» **List of tasks**
1) Answer these questions about the piece on C.S. Lewis and friendship.
(a) Which book by Lewis did the writer read in high school?
(b) Which four kinds of love does Lewis examine in The Four Loves?
(c) In the quoted passage, what words are given as the typical expression of opening Friendship?
2) Write the next part of the piece on C.S. Lewis and friendship, picking up after its last sentence.

» **Page excerpt**

·····

Over the past few months I’ve torn through a number of books by C.S. Lewis. As I’ve shared with a number of friends recently, Lewis has not been a focus for me thanks to his widespread popularity. I read the Narnia tales while I was in seminary, Mere Christianity in high school, but have largely left him alone. His popularity with so many people caused me to avoid him. I don’t know if you have ever done something similar, but I can think of other times I’ve avoided certain artists, books, or movies because they’ve been so widely popular. I guess I was trying to be different.
Here are some of Lewis’ books I have read recently:
- ‘Till We Have Faces: A Myth Retold
- Out of the Silent Planet
- Perelandra
- Reflections on the Psalms
- The Four Loves
To my topic for today: Friendship. This past week I completed The Four Loves. In this book C.S. Lewis examines Affection, Eros, Friendship, and Charity as key descriptors of love. As I read the book I gravitated toward Lewis’ discussion of friendship. Of the different forms which love takes, I have recently come to the conviction that this form of love is the most neglected. What does it mean to be, and to have, a friend? What is it about friendship that is good, virtuous, enriching, and worthwhile?
Lewis’ discussion is rich, and in it he makes an important distinction which I would like to comment on: that which exists between friendship and companionship. Lewis says:
Friendship arises out of mere Companionship when two or more of the companions discover that they have in common some insight or interest or even task which each believe to be his own unique treasure (or burden). The typical expression of opening Friendship would be something like, ‘What? You too? I thought I was the only one.’ We can imagine that among those early hunters and warriors and single individuals–one in a century? one in a thousand years?–saw what others did not; saw that the deer was beautiful as well as edible, that hunting was fun as well as necessary, dreamed that his gods might be not only powerful but holy. But as long as each of these percipient persons dies without finding a kindred soul, nothing (I suspect) will come of it; art or sport or spiritual religion will not be born. It is when two such persons discover one another, when, whether with immense difficulties and semi-articulate fumblings or with what would seem to us amazing and elliptical speed, they share their vision–it is then that Friendship is born. And instantly they stand together in an immense solitude.

·····

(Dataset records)
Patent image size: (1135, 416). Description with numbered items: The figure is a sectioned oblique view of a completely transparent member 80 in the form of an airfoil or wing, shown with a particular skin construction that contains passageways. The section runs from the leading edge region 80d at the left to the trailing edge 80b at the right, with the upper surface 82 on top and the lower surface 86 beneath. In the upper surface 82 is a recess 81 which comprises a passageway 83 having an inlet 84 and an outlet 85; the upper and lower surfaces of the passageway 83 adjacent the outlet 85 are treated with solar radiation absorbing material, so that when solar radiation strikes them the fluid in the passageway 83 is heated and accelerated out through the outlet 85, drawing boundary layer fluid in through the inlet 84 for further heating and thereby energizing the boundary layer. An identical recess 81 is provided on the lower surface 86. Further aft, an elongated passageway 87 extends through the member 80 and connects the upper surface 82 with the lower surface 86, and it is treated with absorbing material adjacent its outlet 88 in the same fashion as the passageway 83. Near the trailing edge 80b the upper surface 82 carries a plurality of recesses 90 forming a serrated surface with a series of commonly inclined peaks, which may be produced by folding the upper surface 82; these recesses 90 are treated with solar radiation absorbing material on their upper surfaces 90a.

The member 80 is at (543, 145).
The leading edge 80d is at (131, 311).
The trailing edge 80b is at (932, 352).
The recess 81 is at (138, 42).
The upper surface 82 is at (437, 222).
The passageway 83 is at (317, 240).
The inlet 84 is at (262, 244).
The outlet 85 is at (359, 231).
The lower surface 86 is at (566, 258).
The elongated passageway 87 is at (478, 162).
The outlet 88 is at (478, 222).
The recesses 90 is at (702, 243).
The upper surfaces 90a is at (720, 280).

·····

» **Answers in order**
1)
(a) Mere Christianity
(b) Affection, Eros, Friendship, and Charity
(c) "What? You too? I thought I was the only one."

2)
Friendship is a step beyond Companionship, and it is in the opening of Friendship, these moments, that movements may be born–a point which Lewis goes on to make. Lewis’ discussion leads him to consider the need for Friends to share some commonality of ideas or activities, remarks on the affection and love which can arise as a result of such shared interests, and exposes both the virtues and the dangers of such a relationship. Lewis distinguishes Friends from Lovers, demonstrates the way in which communities could survive without friendship yet are enriched when friendships form, and ultimately points to the reality of One who is a Friend and Master of Ceremonies in all Friendships, using these relationships as “the instrument by which God reveals to each the beauties of all the others.”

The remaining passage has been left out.